WHAT TO PRODUCE:
From the entries below, list each line with "implementation".

RECORD LIST:
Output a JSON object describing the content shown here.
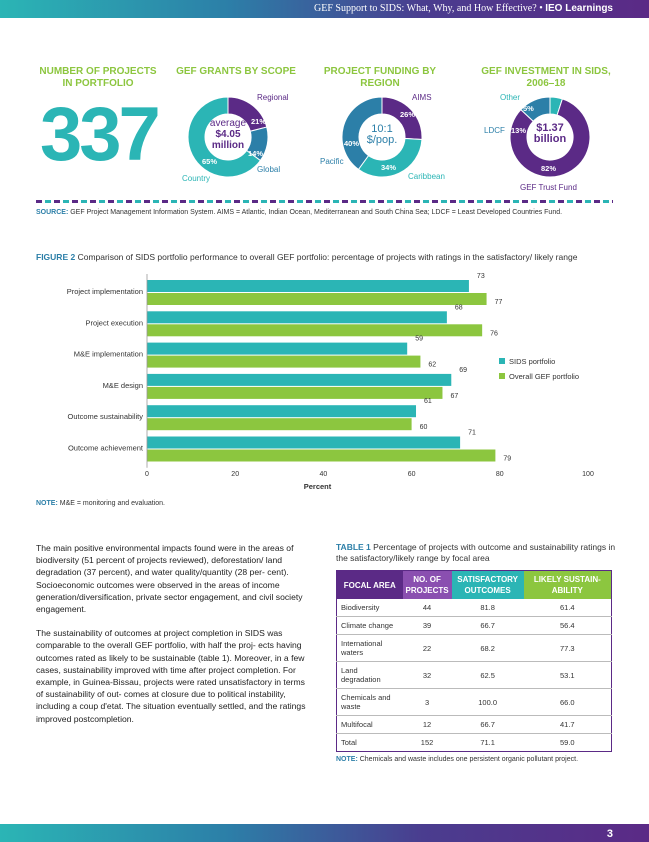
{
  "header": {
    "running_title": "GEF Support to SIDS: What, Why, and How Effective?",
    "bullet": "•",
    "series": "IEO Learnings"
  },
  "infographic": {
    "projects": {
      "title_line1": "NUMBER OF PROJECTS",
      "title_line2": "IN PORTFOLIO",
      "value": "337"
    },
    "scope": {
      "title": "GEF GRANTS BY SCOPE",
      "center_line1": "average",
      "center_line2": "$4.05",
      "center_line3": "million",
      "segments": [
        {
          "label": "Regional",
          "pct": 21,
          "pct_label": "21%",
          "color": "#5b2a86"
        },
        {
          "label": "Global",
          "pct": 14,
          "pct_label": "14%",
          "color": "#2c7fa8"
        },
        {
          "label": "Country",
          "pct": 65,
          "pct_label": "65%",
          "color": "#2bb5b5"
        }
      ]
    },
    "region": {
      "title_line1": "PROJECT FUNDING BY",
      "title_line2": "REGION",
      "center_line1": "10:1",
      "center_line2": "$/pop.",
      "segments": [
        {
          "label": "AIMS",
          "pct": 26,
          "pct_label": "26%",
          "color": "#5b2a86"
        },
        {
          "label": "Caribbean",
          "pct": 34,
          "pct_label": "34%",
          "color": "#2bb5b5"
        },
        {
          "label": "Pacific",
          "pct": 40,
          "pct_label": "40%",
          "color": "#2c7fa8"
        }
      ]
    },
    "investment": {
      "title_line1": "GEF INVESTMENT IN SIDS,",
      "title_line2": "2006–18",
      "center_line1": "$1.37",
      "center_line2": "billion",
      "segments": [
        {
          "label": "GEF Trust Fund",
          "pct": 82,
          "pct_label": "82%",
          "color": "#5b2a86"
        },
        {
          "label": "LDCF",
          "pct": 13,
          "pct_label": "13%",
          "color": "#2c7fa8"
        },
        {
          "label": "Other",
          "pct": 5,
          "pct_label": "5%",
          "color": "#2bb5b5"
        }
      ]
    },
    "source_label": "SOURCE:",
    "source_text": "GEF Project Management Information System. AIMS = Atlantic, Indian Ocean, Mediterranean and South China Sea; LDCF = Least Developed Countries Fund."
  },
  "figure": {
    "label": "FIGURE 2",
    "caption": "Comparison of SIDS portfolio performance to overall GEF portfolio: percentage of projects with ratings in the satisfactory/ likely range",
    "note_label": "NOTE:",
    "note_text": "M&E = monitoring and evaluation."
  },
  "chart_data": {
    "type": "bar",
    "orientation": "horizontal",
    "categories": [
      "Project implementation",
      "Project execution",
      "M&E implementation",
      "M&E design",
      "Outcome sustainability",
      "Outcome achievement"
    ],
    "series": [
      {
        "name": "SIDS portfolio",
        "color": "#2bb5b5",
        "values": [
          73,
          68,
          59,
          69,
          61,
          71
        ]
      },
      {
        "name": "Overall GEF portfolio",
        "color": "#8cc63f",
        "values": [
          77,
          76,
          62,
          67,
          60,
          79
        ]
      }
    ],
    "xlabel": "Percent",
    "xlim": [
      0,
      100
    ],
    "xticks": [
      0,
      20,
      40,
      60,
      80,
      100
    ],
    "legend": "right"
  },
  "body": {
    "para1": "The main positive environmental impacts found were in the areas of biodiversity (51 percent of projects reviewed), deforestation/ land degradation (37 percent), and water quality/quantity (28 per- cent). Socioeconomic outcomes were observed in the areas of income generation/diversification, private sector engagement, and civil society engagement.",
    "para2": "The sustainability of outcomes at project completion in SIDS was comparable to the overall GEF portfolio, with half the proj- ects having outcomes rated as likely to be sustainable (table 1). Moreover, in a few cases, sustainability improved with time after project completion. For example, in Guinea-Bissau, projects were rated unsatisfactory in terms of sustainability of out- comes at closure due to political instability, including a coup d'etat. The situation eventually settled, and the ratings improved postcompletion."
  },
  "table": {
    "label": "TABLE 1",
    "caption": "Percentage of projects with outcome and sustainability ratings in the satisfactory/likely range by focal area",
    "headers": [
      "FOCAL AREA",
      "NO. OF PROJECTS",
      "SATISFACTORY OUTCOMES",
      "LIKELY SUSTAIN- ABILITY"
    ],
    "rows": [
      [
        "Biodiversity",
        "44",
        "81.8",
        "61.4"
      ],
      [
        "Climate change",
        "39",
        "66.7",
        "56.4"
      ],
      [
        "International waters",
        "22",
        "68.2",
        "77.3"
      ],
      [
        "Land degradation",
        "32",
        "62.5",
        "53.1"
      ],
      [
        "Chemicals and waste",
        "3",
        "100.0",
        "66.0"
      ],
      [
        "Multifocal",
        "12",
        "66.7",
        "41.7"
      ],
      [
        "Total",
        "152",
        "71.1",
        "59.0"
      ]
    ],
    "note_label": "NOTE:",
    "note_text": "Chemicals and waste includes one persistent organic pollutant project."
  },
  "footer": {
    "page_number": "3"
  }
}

RESPONSE:
      "Project implementation",
      "M&E implementation",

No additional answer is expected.